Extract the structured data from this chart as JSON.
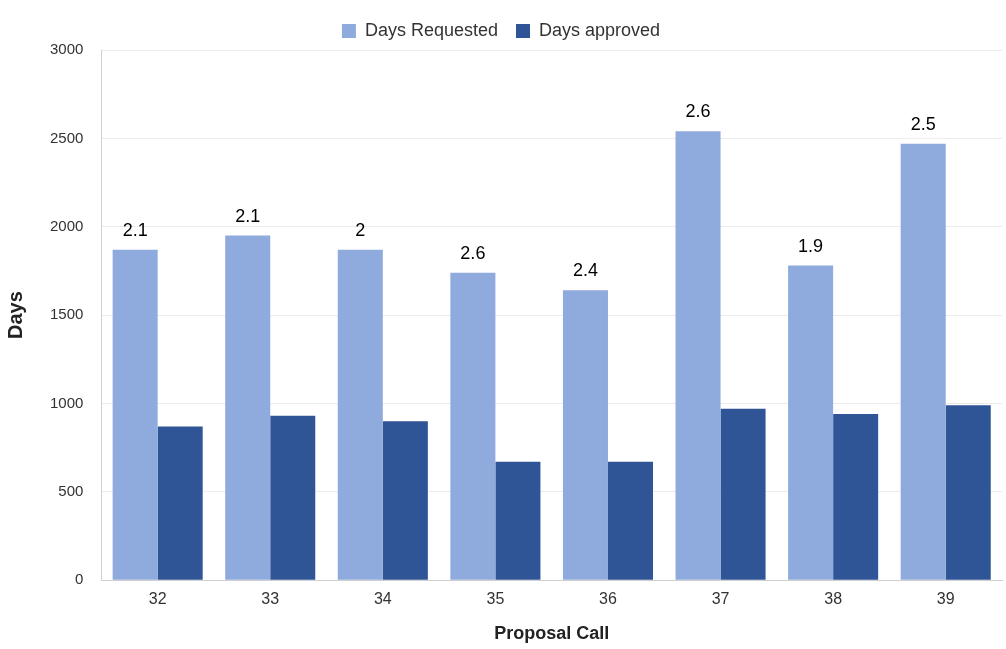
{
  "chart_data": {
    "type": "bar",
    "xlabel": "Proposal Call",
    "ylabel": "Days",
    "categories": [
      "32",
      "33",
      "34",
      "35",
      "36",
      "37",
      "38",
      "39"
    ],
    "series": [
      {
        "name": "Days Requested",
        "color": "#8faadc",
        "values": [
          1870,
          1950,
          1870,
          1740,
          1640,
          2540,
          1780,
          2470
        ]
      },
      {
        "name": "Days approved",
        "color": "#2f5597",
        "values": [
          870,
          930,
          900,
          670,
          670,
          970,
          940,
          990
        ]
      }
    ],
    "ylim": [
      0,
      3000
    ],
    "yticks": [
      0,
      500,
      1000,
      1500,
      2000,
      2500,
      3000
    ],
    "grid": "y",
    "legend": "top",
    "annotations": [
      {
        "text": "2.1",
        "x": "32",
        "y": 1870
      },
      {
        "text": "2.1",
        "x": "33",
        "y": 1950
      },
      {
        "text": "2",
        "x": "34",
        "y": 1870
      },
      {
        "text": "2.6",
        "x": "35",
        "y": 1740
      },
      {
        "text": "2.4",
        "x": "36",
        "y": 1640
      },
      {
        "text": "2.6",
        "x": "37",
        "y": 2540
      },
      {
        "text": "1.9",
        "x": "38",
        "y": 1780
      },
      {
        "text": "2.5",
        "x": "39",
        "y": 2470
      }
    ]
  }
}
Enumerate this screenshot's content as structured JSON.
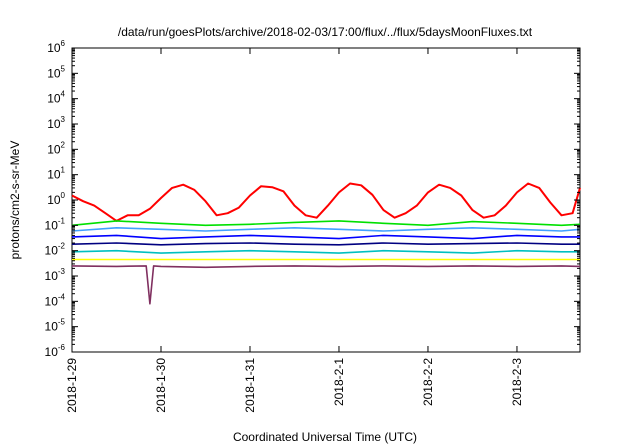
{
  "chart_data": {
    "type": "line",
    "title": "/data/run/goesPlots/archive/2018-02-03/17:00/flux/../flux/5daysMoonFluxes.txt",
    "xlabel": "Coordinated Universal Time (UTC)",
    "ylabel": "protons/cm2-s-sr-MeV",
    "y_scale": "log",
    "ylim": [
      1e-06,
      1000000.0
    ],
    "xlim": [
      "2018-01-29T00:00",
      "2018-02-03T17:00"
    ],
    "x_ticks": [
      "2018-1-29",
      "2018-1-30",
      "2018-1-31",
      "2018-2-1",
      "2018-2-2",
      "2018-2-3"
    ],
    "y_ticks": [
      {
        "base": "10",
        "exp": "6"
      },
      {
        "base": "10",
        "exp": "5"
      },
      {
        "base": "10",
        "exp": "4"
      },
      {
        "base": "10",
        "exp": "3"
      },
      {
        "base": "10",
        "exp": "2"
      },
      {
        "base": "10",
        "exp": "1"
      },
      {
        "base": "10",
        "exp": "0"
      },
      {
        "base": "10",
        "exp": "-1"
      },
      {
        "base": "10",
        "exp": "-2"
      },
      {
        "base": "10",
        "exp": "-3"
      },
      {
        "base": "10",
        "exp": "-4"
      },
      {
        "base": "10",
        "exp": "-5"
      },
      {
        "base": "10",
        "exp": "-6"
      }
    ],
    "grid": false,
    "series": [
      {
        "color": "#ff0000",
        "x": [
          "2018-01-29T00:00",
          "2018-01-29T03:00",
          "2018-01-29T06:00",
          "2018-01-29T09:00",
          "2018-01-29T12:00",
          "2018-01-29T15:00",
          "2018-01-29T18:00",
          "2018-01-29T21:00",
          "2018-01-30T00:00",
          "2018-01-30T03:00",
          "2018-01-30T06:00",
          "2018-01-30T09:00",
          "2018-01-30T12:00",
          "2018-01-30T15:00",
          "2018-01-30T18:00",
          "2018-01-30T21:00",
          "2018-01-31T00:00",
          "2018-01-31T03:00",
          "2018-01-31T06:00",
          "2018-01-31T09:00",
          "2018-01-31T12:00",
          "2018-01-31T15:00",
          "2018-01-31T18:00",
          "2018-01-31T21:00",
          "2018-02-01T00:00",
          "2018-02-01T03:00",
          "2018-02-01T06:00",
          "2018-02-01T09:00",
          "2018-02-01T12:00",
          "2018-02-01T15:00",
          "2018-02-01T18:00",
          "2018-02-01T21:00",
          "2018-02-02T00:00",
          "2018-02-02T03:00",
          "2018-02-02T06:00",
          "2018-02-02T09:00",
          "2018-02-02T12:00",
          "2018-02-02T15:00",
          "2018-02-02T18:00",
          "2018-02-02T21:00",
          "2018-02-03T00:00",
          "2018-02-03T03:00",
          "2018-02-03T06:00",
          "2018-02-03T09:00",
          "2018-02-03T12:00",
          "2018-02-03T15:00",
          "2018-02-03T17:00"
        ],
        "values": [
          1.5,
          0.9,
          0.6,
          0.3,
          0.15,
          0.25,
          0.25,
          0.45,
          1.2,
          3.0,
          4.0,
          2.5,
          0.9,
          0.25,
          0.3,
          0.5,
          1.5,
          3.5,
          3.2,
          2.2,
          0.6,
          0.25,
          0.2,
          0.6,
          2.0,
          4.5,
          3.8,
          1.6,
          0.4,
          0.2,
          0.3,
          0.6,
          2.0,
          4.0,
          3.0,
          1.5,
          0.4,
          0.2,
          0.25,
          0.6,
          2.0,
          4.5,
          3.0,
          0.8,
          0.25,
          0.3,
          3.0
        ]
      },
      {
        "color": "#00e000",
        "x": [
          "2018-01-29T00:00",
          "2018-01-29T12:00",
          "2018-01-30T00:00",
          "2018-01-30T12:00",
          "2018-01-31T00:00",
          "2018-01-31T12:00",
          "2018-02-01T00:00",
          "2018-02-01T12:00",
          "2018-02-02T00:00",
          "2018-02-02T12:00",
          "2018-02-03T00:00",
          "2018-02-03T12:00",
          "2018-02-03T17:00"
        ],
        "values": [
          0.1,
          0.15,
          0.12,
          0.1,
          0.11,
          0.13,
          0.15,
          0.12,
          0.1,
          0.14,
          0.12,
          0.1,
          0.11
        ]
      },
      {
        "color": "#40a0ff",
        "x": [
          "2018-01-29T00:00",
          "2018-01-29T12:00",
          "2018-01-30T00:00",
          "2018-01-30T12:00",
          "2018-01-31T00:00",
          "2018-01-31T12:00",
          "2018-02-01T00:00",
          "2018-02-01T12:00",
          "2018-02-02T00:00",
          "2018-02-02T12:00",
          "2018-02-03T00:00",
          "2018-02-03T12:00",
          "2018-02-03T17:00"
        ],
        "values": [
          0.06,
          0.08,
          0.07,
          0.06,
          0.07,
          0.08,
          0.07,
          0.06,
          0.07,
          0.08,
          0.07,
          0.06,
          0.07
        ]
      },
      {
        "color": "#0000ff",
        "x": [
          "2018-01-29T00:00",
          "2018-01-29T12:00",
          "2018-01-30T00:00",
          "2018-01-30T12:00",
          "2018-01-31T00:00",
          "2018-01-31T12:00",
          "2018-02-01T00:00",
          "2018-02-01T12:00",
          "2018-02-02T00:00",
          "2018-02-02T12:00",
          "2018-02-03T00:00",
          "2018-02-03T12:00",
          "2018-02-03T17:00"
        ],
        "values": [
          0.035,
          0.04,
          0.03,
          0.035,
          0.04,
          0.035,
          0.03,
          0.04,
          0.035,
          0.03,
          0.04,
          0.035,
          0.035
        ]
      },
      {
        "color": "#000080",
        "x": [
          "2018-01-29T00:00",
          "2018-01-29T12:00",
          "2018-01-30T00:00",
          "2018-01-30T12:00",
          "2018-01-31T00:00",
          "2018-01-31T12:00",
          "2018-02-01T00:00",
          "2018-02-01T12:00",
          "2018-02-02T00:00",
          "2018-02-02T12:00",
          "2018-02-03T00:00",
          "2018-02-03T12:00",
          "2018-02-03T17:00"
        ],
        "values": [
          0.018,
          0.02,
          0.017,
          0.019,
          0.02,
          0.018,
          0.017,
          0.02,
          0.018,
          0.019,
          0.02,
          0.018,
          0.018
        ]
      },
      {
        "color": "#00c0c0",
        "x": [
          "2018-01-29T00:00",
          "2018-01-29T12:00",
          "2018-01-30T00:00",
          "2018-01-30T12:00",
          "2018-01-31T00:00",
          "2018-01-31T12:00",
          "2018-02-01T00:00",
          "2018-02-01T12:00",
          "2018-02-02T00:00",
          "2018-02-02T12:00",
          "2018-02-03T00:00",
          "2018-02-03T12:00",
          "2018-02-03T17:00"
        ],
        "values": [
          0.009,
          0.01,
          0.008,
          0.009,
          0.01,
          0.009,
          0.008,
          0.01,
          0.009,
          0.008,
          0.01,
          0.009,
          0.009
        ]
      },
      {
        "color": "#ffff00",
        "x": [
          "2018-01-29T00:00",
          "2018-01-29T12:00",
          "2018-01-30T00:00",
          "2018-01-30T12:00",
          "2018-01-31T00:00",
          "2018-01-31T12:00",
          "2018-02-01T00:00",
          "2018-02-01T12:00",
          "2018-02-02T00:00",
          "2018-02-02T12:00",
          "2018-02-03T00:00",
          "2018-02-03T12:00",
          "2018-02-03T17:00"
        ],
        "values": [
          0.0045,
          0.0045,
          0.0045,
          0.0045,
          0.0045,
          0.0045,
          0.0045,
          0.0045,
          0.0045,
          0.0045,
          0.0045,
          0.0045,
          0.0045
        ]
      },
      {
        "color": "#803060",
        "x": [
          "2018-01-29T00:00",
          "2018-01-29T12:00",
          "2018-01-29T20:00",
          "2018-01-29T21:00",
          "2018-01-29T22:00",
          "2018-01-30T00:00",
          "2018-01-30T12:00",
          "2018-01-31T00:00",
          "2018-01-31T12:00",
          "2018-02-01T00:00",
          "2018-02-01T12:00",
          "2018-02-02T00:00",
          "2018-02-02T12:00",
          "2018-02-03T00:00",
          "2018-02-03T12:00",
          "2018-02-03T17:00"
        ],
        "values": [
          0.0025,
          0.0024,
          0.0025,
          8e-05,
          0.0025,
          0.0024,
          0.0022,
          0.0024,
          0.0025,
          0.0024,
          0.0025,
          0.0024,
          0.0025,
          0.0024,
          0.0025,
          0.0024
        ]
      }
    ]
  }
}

------------------------------

Tally the lines of the records holding the word "structured", then state only the tally.

2